[Dataset items]
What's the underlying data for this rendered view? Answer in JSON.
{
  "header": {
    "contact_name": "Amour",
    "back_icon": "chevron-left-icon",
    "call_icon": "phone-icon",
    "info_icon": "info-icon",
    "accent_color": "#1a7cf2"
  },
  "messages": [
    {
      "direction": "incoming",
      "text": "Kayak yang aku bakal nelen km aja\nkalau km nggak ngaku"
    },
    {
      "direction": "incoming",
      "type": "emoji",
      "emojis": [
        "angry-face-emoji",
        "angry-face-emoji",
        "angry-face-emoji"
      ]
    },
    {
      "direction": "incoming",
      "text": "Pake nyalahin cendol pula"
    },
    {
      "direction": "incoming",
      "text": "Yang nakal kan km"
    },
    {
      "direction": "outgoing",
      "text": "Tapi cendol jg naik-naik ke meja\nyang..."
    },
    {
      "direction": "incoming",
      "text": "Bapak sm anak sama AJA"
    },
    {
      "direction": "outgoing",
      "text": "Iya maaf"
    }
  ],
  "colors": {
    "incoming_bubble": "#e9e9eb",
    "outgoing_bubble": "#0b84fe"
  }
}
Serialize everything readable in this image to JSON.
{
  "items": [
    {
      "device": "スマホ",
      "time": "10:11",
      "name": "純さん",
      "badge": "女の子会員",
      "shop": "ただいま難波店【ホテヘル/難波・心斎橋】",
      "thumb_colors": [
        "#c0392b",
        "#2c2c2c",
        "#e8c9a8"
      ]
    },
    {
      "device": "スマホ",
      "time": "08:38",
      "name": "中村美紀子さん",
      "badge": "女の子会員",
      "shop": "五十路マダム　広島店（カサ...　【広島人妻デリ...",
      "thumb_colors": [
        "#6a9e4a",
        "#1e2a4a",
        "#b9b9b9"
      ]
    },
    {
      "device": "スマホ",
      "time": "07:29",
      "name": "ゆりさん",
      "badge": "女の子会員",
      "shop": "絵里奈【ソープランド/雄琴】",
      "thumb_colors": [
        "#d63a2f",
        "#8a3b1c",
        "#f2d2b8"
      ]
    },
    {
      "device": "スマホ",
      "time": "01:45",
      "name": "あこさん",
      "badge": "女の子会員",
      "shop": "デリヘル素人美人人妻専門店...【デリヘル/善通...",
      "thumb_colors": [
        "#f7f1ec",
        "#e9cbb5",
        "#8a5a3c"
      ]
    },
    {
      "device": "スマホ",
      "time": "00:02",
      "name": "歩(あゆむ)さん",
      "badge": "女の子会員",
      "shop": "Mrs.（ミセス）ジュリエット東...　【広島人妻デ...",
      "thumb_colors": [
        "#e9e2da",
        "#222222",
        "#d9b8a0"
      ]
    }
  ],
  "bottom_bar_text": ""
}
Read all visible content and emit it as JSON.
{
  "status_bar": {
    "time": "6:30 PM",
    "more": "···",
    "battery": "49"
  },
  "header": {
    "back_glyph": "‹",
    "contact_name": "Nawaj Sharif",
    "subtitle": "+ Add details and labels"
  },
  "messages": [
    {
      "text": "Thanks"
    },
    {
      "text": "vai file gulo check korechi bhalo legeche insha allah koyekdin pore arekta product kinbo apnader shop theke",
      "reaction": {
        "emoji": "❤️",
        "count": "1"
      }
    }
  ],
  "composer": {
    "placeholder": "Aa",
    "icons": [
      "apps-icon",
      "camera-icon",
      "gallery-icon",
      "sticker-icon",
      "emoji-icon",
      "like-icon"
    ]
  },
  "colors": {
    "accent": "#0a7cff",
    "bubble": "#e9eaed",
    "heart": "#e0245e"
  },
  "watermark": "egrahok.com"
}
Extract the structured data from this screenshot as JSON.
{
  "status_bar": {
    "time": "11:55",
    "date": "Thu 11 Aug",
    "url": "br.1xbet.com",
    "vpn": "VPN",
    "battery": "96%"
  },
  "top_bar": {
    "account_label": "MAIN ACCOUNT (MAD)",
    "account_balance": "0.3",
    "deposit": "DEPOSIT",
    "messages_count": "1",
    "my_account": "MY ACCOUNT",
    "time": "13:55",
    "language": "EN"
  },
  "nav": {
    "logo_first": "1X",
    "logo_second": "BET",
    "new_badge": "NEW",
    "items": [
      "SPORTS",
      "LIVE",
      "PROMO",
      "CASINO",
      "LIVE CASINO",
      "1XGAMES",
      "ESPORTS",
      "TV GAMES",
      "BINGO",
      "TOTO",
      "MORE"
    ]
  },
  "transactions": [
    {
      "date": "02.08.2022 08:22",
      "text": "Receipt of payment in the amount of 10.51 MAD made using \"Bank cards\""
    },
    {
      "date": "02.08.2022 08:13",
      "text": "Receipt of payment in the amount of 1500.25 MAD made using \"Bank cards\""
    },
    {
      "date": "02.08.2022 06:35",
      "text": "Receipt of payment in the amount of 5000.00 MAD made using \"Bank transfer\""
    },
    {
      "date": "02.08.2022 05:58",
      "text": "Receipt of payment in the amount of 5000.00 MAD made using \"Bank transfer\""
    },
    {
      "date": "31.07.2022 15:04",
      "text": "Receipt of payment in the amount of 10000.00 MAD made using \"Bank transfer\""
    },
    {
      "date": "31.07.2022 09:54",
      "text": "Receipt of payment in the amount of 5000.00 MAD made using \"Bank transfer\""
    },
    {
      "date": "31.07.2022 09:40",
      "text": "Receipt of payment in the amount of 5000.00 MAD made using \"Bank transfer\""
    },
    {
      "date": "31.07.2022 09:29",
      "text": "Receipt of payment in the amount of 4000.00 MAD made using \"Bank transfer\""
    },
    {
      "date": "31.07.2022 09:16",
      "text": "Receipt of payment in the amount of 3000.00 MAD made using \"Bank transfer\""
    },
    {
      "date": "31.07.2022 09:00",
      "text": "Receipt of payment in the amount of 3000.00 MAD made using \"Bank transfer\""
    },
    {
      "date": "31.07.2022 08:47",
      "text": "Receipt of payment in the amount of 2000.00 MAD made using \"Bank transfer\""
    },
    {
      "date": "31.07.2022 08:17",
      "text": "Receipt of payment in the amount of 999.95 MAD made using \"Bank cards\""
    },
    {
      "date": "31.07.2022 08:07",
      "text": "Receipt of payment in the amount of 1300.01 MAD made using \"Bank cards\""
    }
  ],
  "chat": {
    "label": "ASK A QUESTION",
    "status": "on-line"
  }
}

* _Instructions to follow_:
Set down the entries verbatim, leaving none out.

* _Task solution_:
What's the underlying data for this rendered view? Answer in JSON.
{
  "header": {
    "contact_name": "Amour",
    "back_icon": "chevron-left-icon",
    "call_icon": "phone-icon",
    "info_icon": "info-icon",
    "accent_color": "#1a7cf2"
  },
  "messages": [
    {
      "direction": "incoming",
      "text": "Kayak yang aku bakal nelen km aja\nkalau km nggak ngaku"
    },
    {
      "direction": "incoming",
      "type": "emoji",
      "emojis": [
        "angry-face-emoji",
        "angry-face-emoji",
        "angry-face-emoji"
      ]
    },
    {
      "direction": "incoming",
      "text": "Pake nyalahin cendol pula"
    },
    {
      "direction": "incoming",
      "text": "Yang nakal kan km"
    },
    {
      "direction": "outgoing",
      "text": "Tapi cendol jg naik-naik ke meja\nyang..."
    },
    {
      "direction": "incoming",
      "text": "Bapak sm anak sama AJA"
    },
    {
      "direction": "outgoing",
      "text": "Iya maaf"
    }
  ],
  "colors": {
    "incoming_bubble": "#e9e9eb",
    "outgoing_bubble": "#0b84fe"
  }
}
Serialize everything readable in this image to JSON.
{
  "items": [
    {
      "device": "スマホ",
      "time": "10:11",
      "name": "純さん",
      "badge": "女の子会員",
      "shop": "ただいま難波店【ホテヘル/難波・心斎橋】",
      "thumb_colors": [
        "#c0392b",
        "#2c2c2c",
        "#e8c9a8"
      ]
    },
    {
      "device": "スマホ",
      "time": "08:38",
      "name": "中村美紀子さん",
      "badge": "女の子会員",
      "shop": "五十路マダム　広島店（カサ...　【広島人妻デリ...",
      "thumb_colors": [
        "#6a9e4a",
        "#1e2a4a",
        "#b9b9b9"
      ]
    },
    {
      "device": "スマホ",
      "time": "07:29",
      "name": "ゆりさん",
      "badge": "女の子会員",
      "shop": "絵里奈【ソープランド/雄琴】",
      "thumb_colors": [
        "#d63a2f",
        "#8a3b1c",
        "#f2d2b8"
      ]
    },
    {
      "device": "スマホ",
      "time": "01:45",
      "name": "あこさん",
      "badge": "女の子会員",
      "shop": "デリヘル素人美人人妻専門店...【デリヘル/善通...",
      "thumb_colors": [
        "#f7f1ec",
        "#e9cbb5",
        "#8a5a3c"
      ]
    },
    {
      "device": "スマホ",
      "time": "00:02",
      "name": "歩(あゆむ)さん",
      "badge": "女の子会員",
      "shop": "Mrs.（ミセス）ジュリエット東...　【広島人妻デ...",
      "thumb_colors": [
        "#e9e2da",
        "#222222",
        "#d9b8a0"
      ]
    }
  ],
  "bottom_bar_text": ""
}
Read all visible content and emit it as JSON.
{
  "status_bar": {
    "time": "6:30 PM",
    "more": "···",
    "battery": "49"
  },
  "header": {
    "back_glyph": "‹",
    "contact_name": "Nawaj Sharif",
    "subtitle": "+ Add details and labels"
  },
  "messages": [
    {
      "text": "Thanks"
    },
    {
      "text": "vai file gulo check korechi bhalo legeche insha allah koyekdin pore arekta product kinbo apnader shop theke",
      "reaction": {
        "emoji": "❤️",
        "count": "1"
      }
    }
  ],
  "composer": {
    "placeholder": "Aa",
    "icons": [
      "apps-icon",
      "camera-icon",
      "gallery-icon",
      "sticker-icon",
      "emoji-icon",
      "like-icon"
    ]
  },
  "colors": {
    "accent": "#0a7cff",
    "bubble": "#e9eaed",
    "heart": "#e0245e"
  },
  "watermark": "egrahok.com"
}
Extract the structured data from this screenshot as JSON.
{
  "status_bar": {
    "time": "11:55",
    "date": "Thu 11 Aug",
    "url": "br.1xbet.com",
    "vpn": "VPN",
    "battery": "96%"
  },
  "top_bar": {
    "account_label": "MAIN ACCOUNT (MAD)",
    "account_balance": "0.3",
    "deposit": "DEPOSIT",
    "messages_count": "1",
    "my_account": "MY ACCOUNT",
    "time": "13:55",
    "language": "EN"
  },
  "nav": {
    "logo_first": "1X",
    "logo_second": "BET",
    "new_badge": "NEW",
    "items": [
      "SPORTS",
      "LIVE",
      "PROMO",
      "CASINO",
      "LIVE CASINO",
      "1XGAMES",
      "ESPORTS",
      "TV GAMES",
      "BINGO",
      "TOTO",
      "MORE"
    ]
  },
  "transactions": [
    {
      "date": "02.08.2022 08:22",
      "text": "Receipt of payment in the amount of 10.51 MAD made using \"Bank cards\""
    },
    {
      "date": "02.08.2022 08:13",
      "text": "Receipt of payment in the amount of 1500.25 MAD made using \"Bank cards\""
    },
    {
      "date": "02.08.2022 06:35",
      "text": "Receipt of payment in the amount of 5000.00 MAD made using \"Bank transfer\""
    },
    {
      "date": "02.08.2022 05:58",
      "text": "Receipt of payment in the amount of 5000.00 MAD made using \"Bank transfer\""
    },
    {
      "date": "31.07.2022 15:04",
      "text": "Receipt of payment in the amount of 10000.00 MAD made using \"Bank transfer\""
    },
    {
      "date": "31.07.2022 09:54",
      "text": "Receipt of payment in the amount of 5000.00 MAD made using \"Bank transfer\""
    },
    {
      "date": "31.07.2022 09:40",
      "text": "Receipt of payment in the amount of 5000.00 MAD made using \"Bank transfer\""
    },
    {
      "date": "31.07.2022 09:29",
      "text": "Receipt of payment in the amount of 4000.00 MAD made using \"Bank transfer\""
    },
    {
      "date": "31.07.2022 09:16",
      "text": "Receipt of payment in the amount of 3000.00 MAD made using \"Bank transfer\""
    },
    {
      "date": "31.07.2022 09:00",
      "text": "Receipt of payment in the amount of 3000.00 MAD made using \"Bank transfer\""
    },
    {
      "date": "31.07.2022 08:47",
      "text": "Receipt of payment in the amount of 2000.00 MAD made using \"Bank transfer\""
    },
    {
      "date": "31.07.2022 08:17",
      "text": "Receipt of payment in the amount of 999.95 MAD made using \"Bank cards\""
    },
    {
      "date": "31.07.2022 08:07",
      "text": "Receipt of payment in the amount of 1300.01 MAD made using \"Bank cards\""
    }
  ],
  "chat": {
    "label": "ASK A QUESTION",
    "status": "on-line"
  }
}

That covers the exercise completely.